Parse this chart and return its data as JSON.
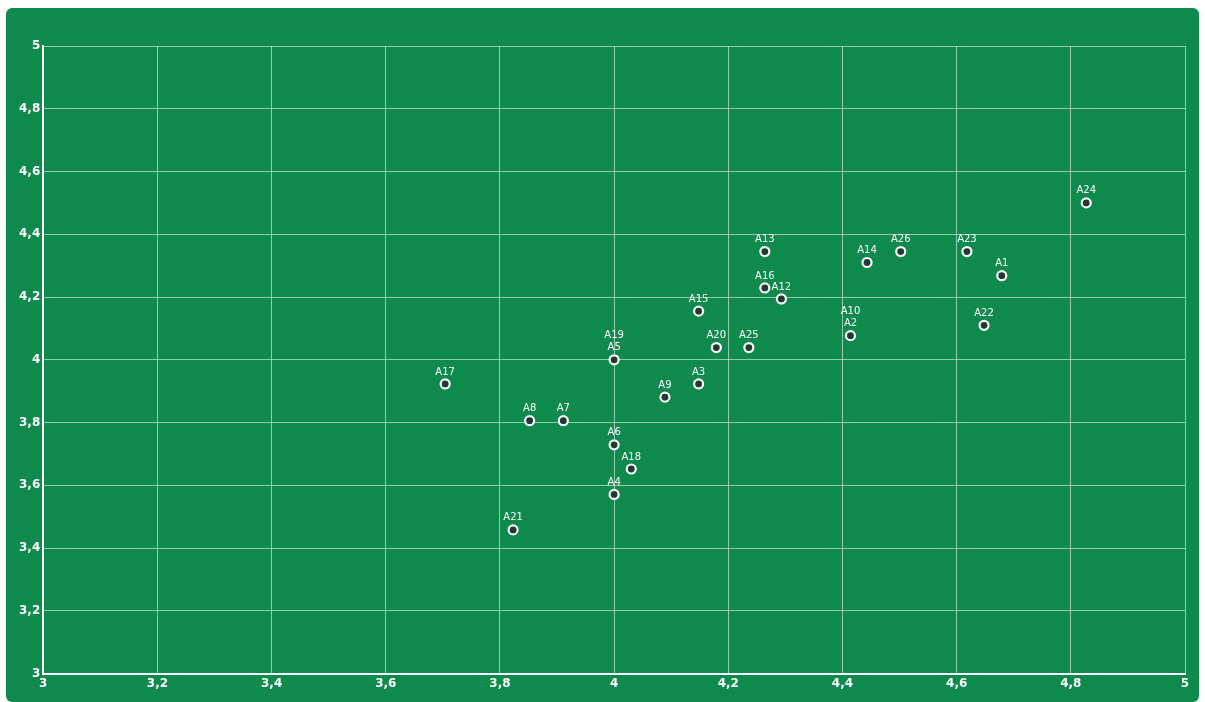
{
  "chart_data": {
    "type": "scatter",
    "marker": "circle",
    "grid": true,
    "series": [
      {
        "color": "#ffffff",
        "x": [
          4.679,
          4.414,
          4.148,
          4.0,
          4.0,
          4.0,
          3.911,
          3.852,
          4.089,
          4.293,
          4.264,
          4.443,
          4.148,
          4.264,
          3.704,
          4.03,
          4.179,
          3.823,
          4.648,
          4.618,
          4.827,
          4.236,
          4.502
        ],
        "values": [
          4.268,
          4.077,
          3.923,
          3.571,
          4.0,
          3.729,
          3.806,
          3.806,
          3.881,
          4.194,
          4.345,
          4.31,
          4.155,
          4.229,
          3.923,
          3.652,
          4.039,
          3.458,
          4.11,
          4.345,
          4.5,
          4.039,
          4.345
        ]
      }
    ],
    "annotations": [
      {
        "text": "A1",
        "x": 4.679,
        "y": 4.268
      },
      {
        "text": "A2",
        "x": 4.414,
        "y": 4.077
      },
      {
        "text": "A3",
        "x": 4.148,
        "y": 3.923
      },
      {
        "text": "A4",
        "x": 4.0,
        "y": 3.571
      },
      {
        "text": "A5",
        "x": 4.0,
        "y": 4.0
      },
      {
        "text": "A6",
        "x": 4.0,
        "y": 3.729
      },
      {
        "text": "A7",
        "x": 3.911,
        "y": 3.806
      },
      {
        "text": "A8",
        "x": 3.852,
        "y": 3.806
      },
      {
        "text": "A9",
        "x": 4.089,
        "y": 3.881
      },
      {
        "text": "A10",
        "x": 4.414,
        "y": 4.077
      },
      {
        "text": "A12",
        "x": 4.293,
        "y": 4.194
      },
      {
        "text": "A13",
        "x": 4.264,
        "y": 4.345
      },
      {
        "text": "A14",
        "x": 4.443,
        "y": 4.31
      },
      {
        "text": "A15",
        "x": 4.148,
        "y": 4.155
      },
      {
        "text": "A16",
        "x": 4.264,
        "y": 4.229
      },
      {
        "text": "A17",
        "x": 3.704,
        "y": 3.923
      },
      {
        "text": "A18",
        "x": 4.03,
        "y": 3.652
      },
      {
        "text": "A19",
        "x": 4.0,
        "y": 4.0
      },
      {
        "text": "A20",
        "x": 4.179,
        "y": 4.039
      },
      {
        "text": "A21",
        "x": 3.823,
        "y": 3.458
      },
      {
        "text": "A22",
        "x": 4.648,
        "y": 4.11
      },
      {
        "text": "A23",
        "x": 4.618,
        "y": 4.345
      },
      {
        "text": "A24",
        "x": 4.827,
        "y": 4.5
      },
      {
        "text": "A25",
        "x": 4.236,
        "y": 4.039
      },
      {
        "text": "A26",
        "x": 4.502,
        "y": 4.345
      }
    ],
    "xlim": [
      3,
      5
    ],
    "xticks": [
      {
        "value": 3,
        "label": "3"
      },
      {
        "value": 3.2,
        "label": "3,2"
      },
      {
        "value": 3.4,
        "label": "3,4"
      },
      {
        "value": 3.6,
        "label": "3,6"
      },
      {
        "value": 3.8,
        "label": "3,8"
      },
      {
        "value": 4,
        "label": "4"
      },
      {
        "value": 4.2,
        "label": "4,2"
      },
      {
        "value": 4.4,
        "label": "4,4"
      },
      {
        "value": 4.6,
        "label": "4,6"
      },
      {
        "value": 4.8,
        "label": "4,8"
      },
      {
        "value": 5,
        "label": "5"
      }
    ],
    "ylim": [
      3,
      5
    ],
    "yticks": [
      {
        "value": 3,
        "label": "3"
      },
      {
        "value": 3.2,
        "label": "3,2"
      },
      {
        "value": 3.4,
        "label": "3,4"
      },
      {
        "value": 3.6,
        "label": "3,6"
      },
      {
        "value": 3.8,
        "label": "3,8"
      },
      {
        "value": 4,
        "label": "4"
      },
      {
        "value": 4.2,
        "label": "4,2"
      },
      {
        "value": 4.4,
        "label": "4,4"
      },
      {
        "value": 4.6,
        "label": "4,6"
      },
      {
        "value": 4.8,
        "label": "4,8"
      },
      {
        "value": 5,
        "label": "5"
      }
    ]
  }
}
________
● What needs to be done:
Above are records to transcribe exactly; leave their pictures out.

● Answer to the exercise:
Parse this chart and return its data as JSON.
{
  "chart_data": {
    "type": "scatter",
    "marker": "circle",
    "grid": true,
    "series": [
      {
        "color": "#ffffff",
        "x": [
          4.679,
          4.414,
          4.148,
          4.0,
          4.0,
          4.0,
          3.911,
          3.852,
          4.089,
          4.293,
          4.264,
          4.443,
          4.148,
          4.264,
          3.704,
          4.03,
          4.179,
          3.823,
          4.648,
          4.618,
          4.827,
          4.236,
          4.502
        ],
        "values": [
          4.268,
          4.077,
          3.923,
          3.571,
          4.0,
          3.729,
          3.806,
          3.806,
          3.881,
          4.194,
          4.345,
          4.31,
          4.155,
          4.229,
          3.923,
          3.652,
          4.039,
          3.458,
          4.11,
          4.345,
          4.5,
          4.039,
          4.345
        ]
      }
    ],
    "annotations": [
      {
        "text": "A1",
        "x": 4.679,
        "y": 4.268
      },
      {
        "text": "A2",
        "x": 4.414,
        "y": 4.077
      },
      {
        "text": "A3",
        "x": 4.148,
        "y": 3.923
      },
      {
        "text": "A4",
        "x": 4.0,
        "y": 3.571
      },
      {
        "text": "A5",
        "x": 4.0,
        "y": 4.0
      },
      {
        "text": "A6",
        "x": 4.0,
        "y": 3.729
      },
      {
        "text": "A7",
        "x": 3.911,
        "y": 3.806
      },
      {
        "text": "A8",
        "x": 3.852,
        "y": 3.806
      },
      {
        "text": "A9",
        "x": 4.089,
        "y": 3.881
      },
      {
        "text": "A10",
        "x": 4.414,
        "y": 4.077
      },
      {
        "text": "A12",
        "x": 4.293,
        "y": 4.194
      },
      {
        "text": "A13",
        "x": 4.264,
        "y": 4.345
      },
      {
        "text": "A14",
        "x": 4.443,
        "y": 4.31
      },
      {
        "text": "A15",
        "x": 4.148,
        "y": 4.155
      },
      {
        "text": "A16",
        "x": 4.264,
        "y": 4.229
      },
      {
        "text": "A17",
        "x": 3.704,
        "y": 3.923
      },
      {
        "text": "A18",
        "x": 4.03,
        "y": 3.652
      },
      {
        "text": "A19",
        "x": 4.0,
        "y": 4.0
      },
      {
        "text": "A20",
        "x": 4.179,
        "y": 4.039
      },
      {
        "text": "A21",
        "x": 3.823,
        "y": 3.458
      },
      {
        "text": "A22",
        "x": 4.648,
        "y": 4.11
      },
      {
        "text": "A23",
        "x": 4.618,
        "y": 4.345
      },
      {
        "text": "A24",
        "x": 4.827,
        "y": 4.5
      },
      {
        "text": "A25",
        "x": 4.236,
        "y": 4.039
      },
      {
        "text": "A26",
        "x": 4.502,
        "y": 4.345
      }
    ],
    "xlim": [
      3,
      5
    ],
    "xticks": [
      {
        "value": 3,
        "label": "3"
      },
      {
        "value": 3.2,
        "label": "3,2"
      },
      {
        "value": 3.4,
        "label": "3,4"
      },
      {
        "value": 3.6,
        "label": "3,6"
      },
      {
        "value": 3.8,
        "label": "3,8"
      },
      {
        "value": 4,
        "label": "4"
      },
      {
        "value": 4.2,
        "label": "4,2"
      },
      {
        "value": 4.4,
        "label": "4,4"
      },
      {
        "value": 4.6,
        "label": "4,6"
      },
      {
        "value": 4.8,
        "label": "4,8"
      },
      {
        "value": 5,
        "label": "5"
      }
    ],
    "ylim": [
      3,
      5
    ],
    "yticks": [
      {
        "value": 3,
        "label": "3"
      },
      {
        "value": 3.2,
        "label": "3,2"
      },
      {
        "value": 3.4,
        "label": "3,4"
      },
      {
        "value": 3.6,
        "label": "3,6"
      },
      {
        "value": 3.8,
        "label": "3,8"
      },
      {
        "value": 4,
        "label": "4"
      },
      {
        "value": 4.2,
        "label": "4,2"
      },
      {
        "value": 4.4,
        "label": "4,4"
      },
      {
        "value": 4.6,
        "label": "4,6"
      },
      {
        "value": 4.8,
        "label": "4,8"
      },
      {
        "value": 5,
        "label": "5"
      }
    ]
  }
}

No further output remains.